(REQUIRED TASK): Retype the records below exactly as they appear, but leave out any pictures.

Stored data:
++++++++++

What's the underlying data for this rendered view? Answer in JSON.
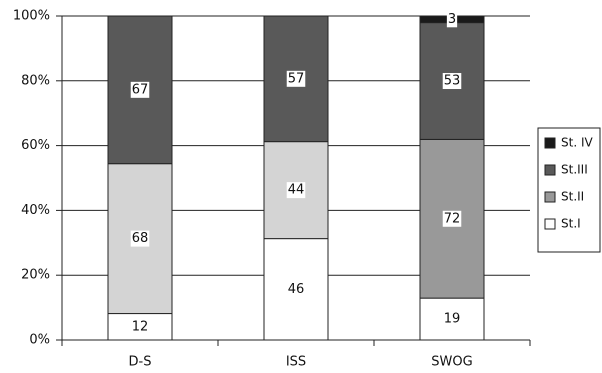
{
  "chart_data": {
    "type": "bar",
    "stacking": "percent",
    "categories": [
      "D-S",
      "ISS",
      "SWOG"
    ],
    "series": [
      {
        "name": "St.I",
        "color": "#ffffff",
        "values": [
          12,
          46,
          19
        ]
      },
      {
        "name": "St.II",
        "color": "#999999",
        "point_colors": [
          "#d4d4d4",
          "#d4d4d4",
          "#999999"
        ],
        "values": [
          68,
          44,
          72
        ]
      },
      {
        "name": "St.III",
        "color": "#595959",
        "values": [
          67,
          57,
          53
        ]
      },
      {
        "name": "St. IV",
        "color": "#1a1a1a",
        "values": [
          null,
          null,
          3
        ]
      }
    ],
    "ylim": [
      0,
      100
    ],
    "yticks": [
      {
        "value": 0,
        "label": "0%"
      },
      {
        "value": 20,
        "label": "20%"
      },
      {
        "value": 40,
        "label": "40%"
      },
      {
        "value": 60,
        "label": "60%"
      },
      {
        "value": 80,
        "label": "80%"
      },
      {
        "value": 100,
        "label": "100%"
      }
    ],
    "grid": true,
    "legend": "right"
  }
}
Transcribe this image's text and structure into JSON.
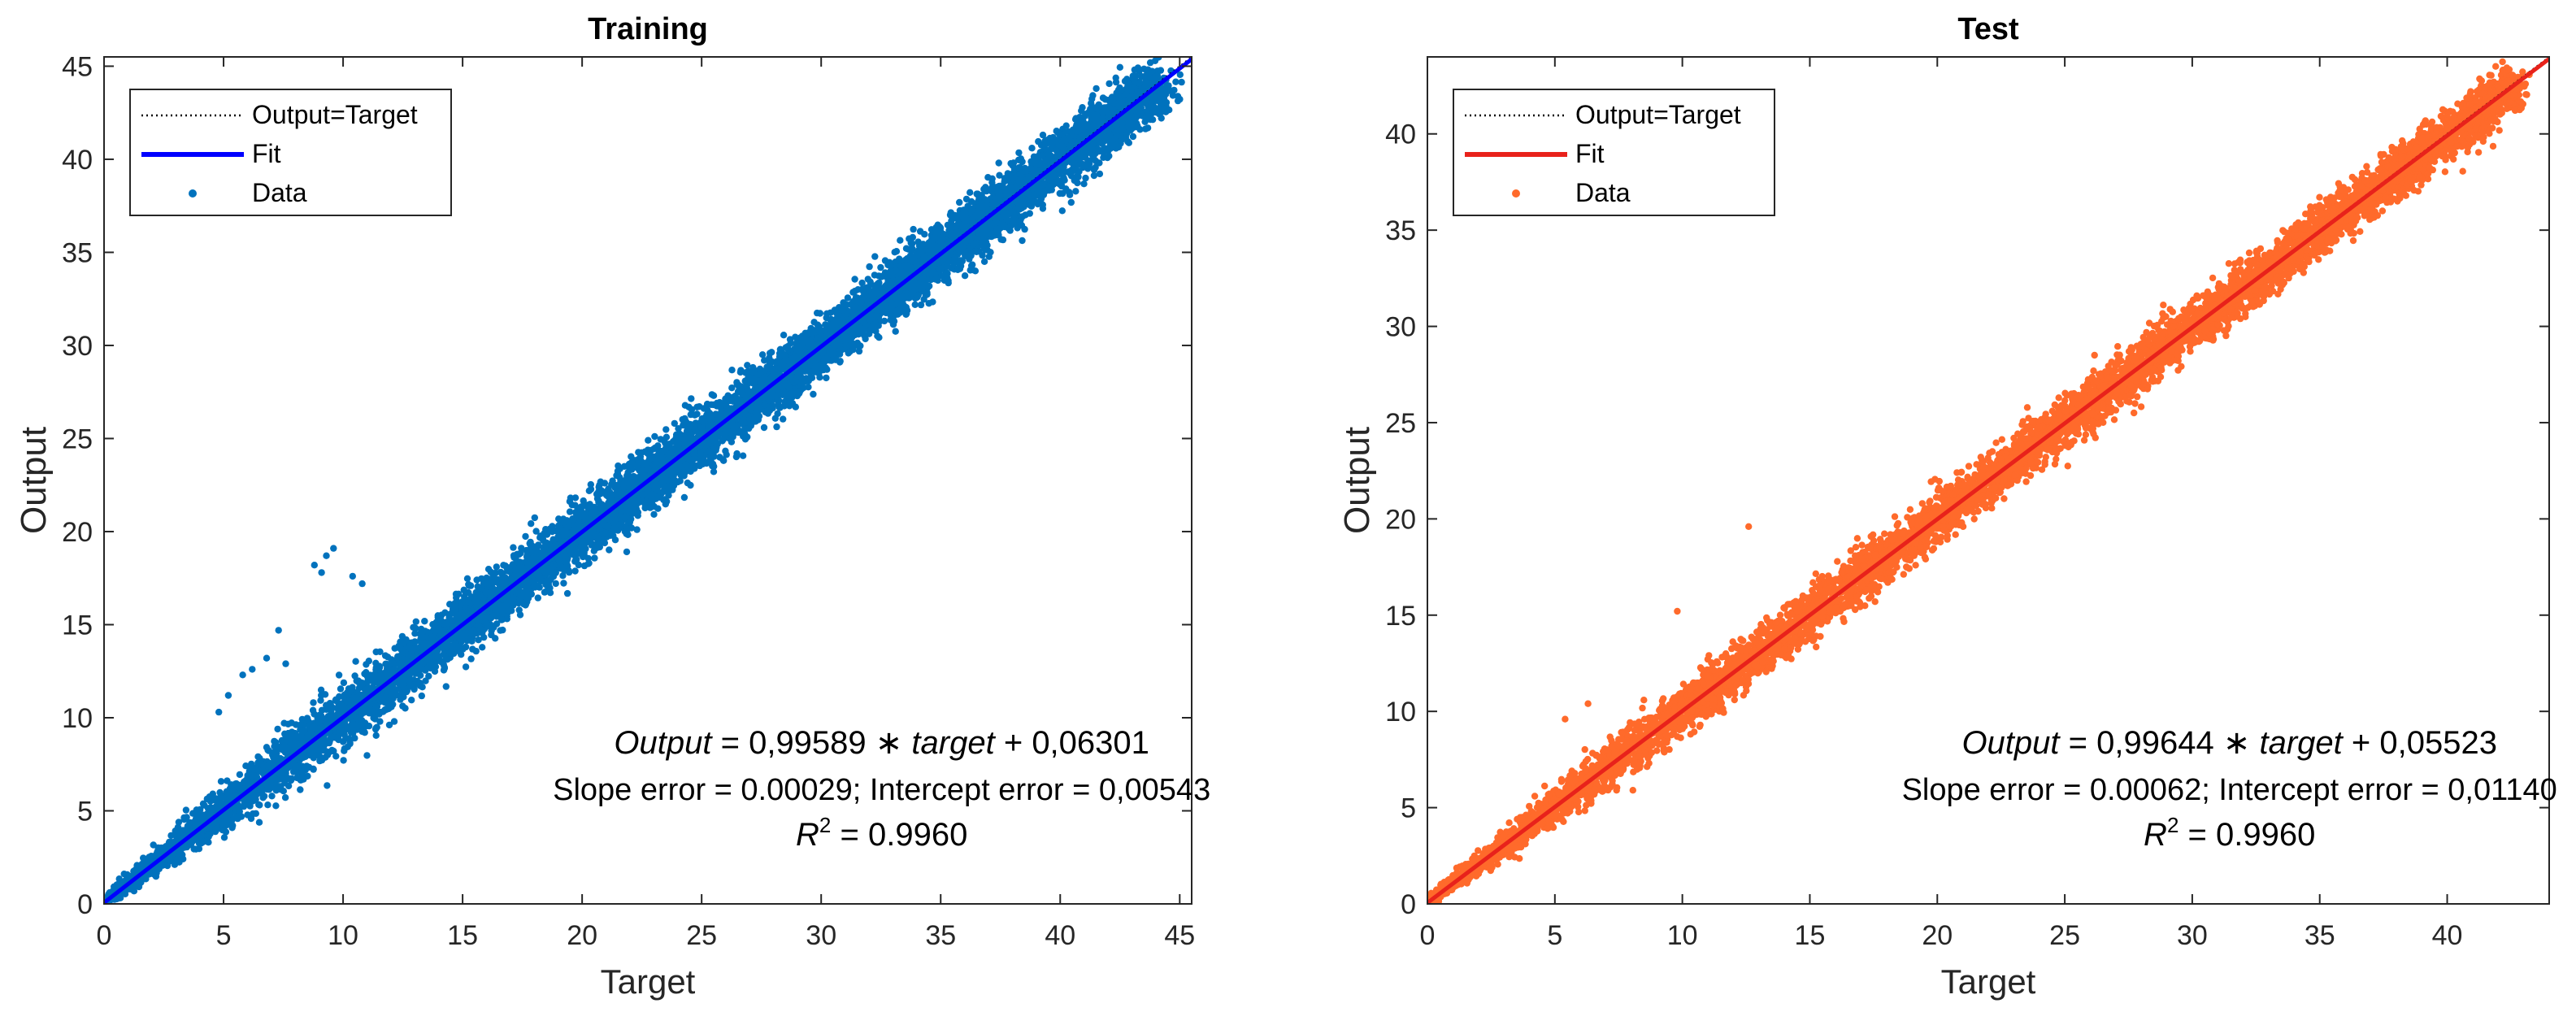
{
  "chart_data": [
    {
      "type": "scatter",
      "title": "Training",
      "xlabel": "Target",
      "ylabel": "Output",
      "xlim": [
        0,
        45.5
      ],
      "ylim": [
        0,
        45.5
      ],
      "xticks": [
        0,
        5,
        10,
        15,
        20,
        25,
        30,
        35,
        40,
        45
      ],
      "yticks": [
        0,
        5,
        10,
        15,
        20,
        25,
        30,
        35,
        40,
        45
      ],
      "fit": {
        "slope": 0.99589,
        "intercept": 0.06301
      },
      "spread": 0.9,
      "outliers": [
        [
          8.8,
          18.2
        ],
        [
          9.3,
          18.7
        ],
        [
          9.6,
          19.1
        ],
        [
          10.4,
          17.6
        ],
        [
          10.8,
          17.2
        ],
        [
          7.3,
          14.7
        ],
        [
          6.2,
          12.6
        ],
        [
          5.8,
          12.3
        ],
        [
          7.6,
          12.9
        ],
        [
          6.8,
          13.2
        ],
        [
          5.2,
          11.2
        ],
        [
          4.8,
          10.3
        ],
        [
          9.1,
          17.8
        ]
      ],
      "colors": {
        "data": "#0072BD",
        "fit": "#0000FF",
        "identity": "#000000"
      },
      "legend": {
        "position": "top-left",
        "entries": [
          "Output=Target",
          "Fit",
          "Data"
        ]
      },
      "annotations": {
        "equation": {
          "lhs": "Output",
          "coef": "0,99589",
          "var": "target",
          "intercept": "0,06301"
        },
        "errors": "Slope error = 0.00029; Intercept error = 0,00543",
        "r2": "0.9960"
      }
    },
    {
      "type": "scatter",
      "title": "Test",
      "xlabel": "Target",
      "ylabel": "Output",
      "xlim": [
        0,
        44
      ],
      "ylim": [
        0,
        44
      ],
      "xticks": [
        0,
        5,
        10,
        15,
        20,
        25,
        30,
        35,
        40
      ],
      "yticks": [
        0,
        5,
        10,
        15,
        20,
        25,
        30,
        35,
        40
      ],
      "fit": {
        "slope": 0.99644,
        "intercept": 0.05523
      },
      "spread": 0.75,
      "outliers": [
        [
          12.6,
          19.6
        ],
        [
          9.8,
          15.2
        ],
        [
          5.4,
          9.6
        ],
        [
          6.3,
          10.4
        ]
      ],
      "colors": {
        "data": "#FF6A2B",
        "fit": "#E8221B",
        "identity": "#000000"
      },
      "legend": {
        "position": "top-left",
        "entries": [
          "Output=Target",
          "Fit",
          "Data"
        ]
      },
      "annotations": {
        "equation": {
          "lhs": "Output",
          "coef": "0,99644",
          "var": "target",
          "intercept": "0,05523"
        },
        "errors": "Slope error = 0.00062; Intercept error = 0,01140",
        "r2": "0.9960"
      }
    }
  ]
}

++++++++++

(ANSWER TO THE TASK):
What's the underlying data for this rendered view? Answer in JSON.
{
  "chart_data": {
    "type": "bar",
    "stacking": "percent",
    "categories": [
      "D-S",
      "ISS",
      "SWOG"
    ],
    "series": [
      {
        "name": "St.I",
        "color": "#ffffff",
        "values": [
          12,
          46,
          19
        ]
      },
      {
        "name": "St.II",
        "color": "#999999",
        "point_colors": [
          "#d4d4d4",
          "#d4d4d4",
          "#999999"
        ],
        "values": [
          68,
          44,
          72
        ]
      },
      {
        "name": "St.III",
        "color": "#595959",
        "values": [
          67,
          57,
          53
        ]
      },
      {
        "name": "St. IV",
        "color": "#1a1a1a",
        "values": [
          null,
          null,
          3
        ]
      }
    ],
    "ylim": [
      0,
      100
    ],
    "yticks": [
      {
        "value": 0,
        "label": "0%"
      },
      {
        "value": 20,
        "label": "20%"
      },
      {
        "value": 40,
        "label": "40%"
      },
      {
        "value": 60,
        "label": "60%"
      },
      {
        "value": 80,
        "label": "80%"
      },
      {
        "value": 100,
        "label": "100%"
      }
    ],
    "grid": true,
    "legend": "right"
  }
}
Transcribe this image's text and structure into JSON.
{
  "chart_data": [
    {
      "type": "scatter",
      "title": "Training",
      "xlabel": "Target",
      "ylabel": "Output",
      "xlim": [
        0,
        45.5
      ],
      "ylim": [
        0,
        45.5
      ],
      "xticks": [
        0,
        5,
        10,
        15,
        20,
        25,
        30,
        35,
        40,
        45
      ],
      "yticks": [
        0,
        5,
        10,
        15,
        20,
        25,
        30,
        35,
        40,
        45
      ],
      "fit": {
        "slope": 0.99589,
        "intercept": 0.06301
      },
      "spread": 0.9,
      "outliers": [
        [
          8.8,
          18.2
        ],
        [
          9.3,
          18.7
        ],
        [
          9.6,
          19.1
        ],
        [
          10.4,
          17.6
        ],
        [
          10.8,
          17.2
        ],
        [
          7.3,
          14.7
        ],
        [
          6.2,
          12.6
        ],
        [
          5.8,
          12.3
        ],
        [
          7.6,
          12.9
        ],
        [
          6.8,
          13.2
        ],
        [
          5.2,
          11.2
        ],
        [
          4.8,
          10.3
        ],
        [
          9.1,
          17.8
        ]
      ],
      "colors": {
        "data": "#0072BD",
        "fit": "#0000FF",
        "identity": "#000000"
      },
      "legend": {
        "position": "top-left",
        "entries": [
          "Output=Target",
          "Fit",
          "Data"
        ]
      },
      "annotations": {
        "equation": {
          "lhs": "Output",
          "coef": "0,99589",
          "var": "target",
          "intercept": "0,06301"
        },
        "errors": "Slope error = 0.00029; Intercept error = 0,00543",
        "r2": "0.9960"
      }
    },
    {
      "type": "scatter",
      "title": "Test",
      "xlabel": "Target",
      "ylabel": "Output",
      "xlim": [
        0,
        44
      ],
      "ylim": [
        0,
        44
      ],
      "xticks": [
        0,
        5,
        10,
        15,
        20,
        25,
        30,
        35,
        40
      ],
      "yticks": [
        0,
        5,
        10,
        15,
        20,
        25,
        30,
        35,
        40
      ],
      "fit": {
        "slope": 0.99644,
        "intercept": 0.05523
      },
      "spread": 0.75,
      "outliers": [
        [
          12.6,
          19.6
        ],
        [
          9.8,
          15.2
        ],
        [
          5.4,
          9.6
        ],
        [
          6.3,
          10.4
        ]
      ],
      "colors": {
        "data": "#FF6A2B",
        "fit": "#E8221B",
        "identity": "#000000"
      },
      "legend": {
        "position": "top-left",
        "entries": [
          "Output=Target",
          "Fit",
          "Data"
        ]
      },
      "annotations": {
        "equation": {
          "lhs": "Output",
          "coef": "0,99644",
          "var": "target",
          "intercept": "0,05523"
        },
        "errors": "Slope error = 0.00062; Intercept error = 0,01140",
        "r2": "0.9960"
      }
    }
  ]
}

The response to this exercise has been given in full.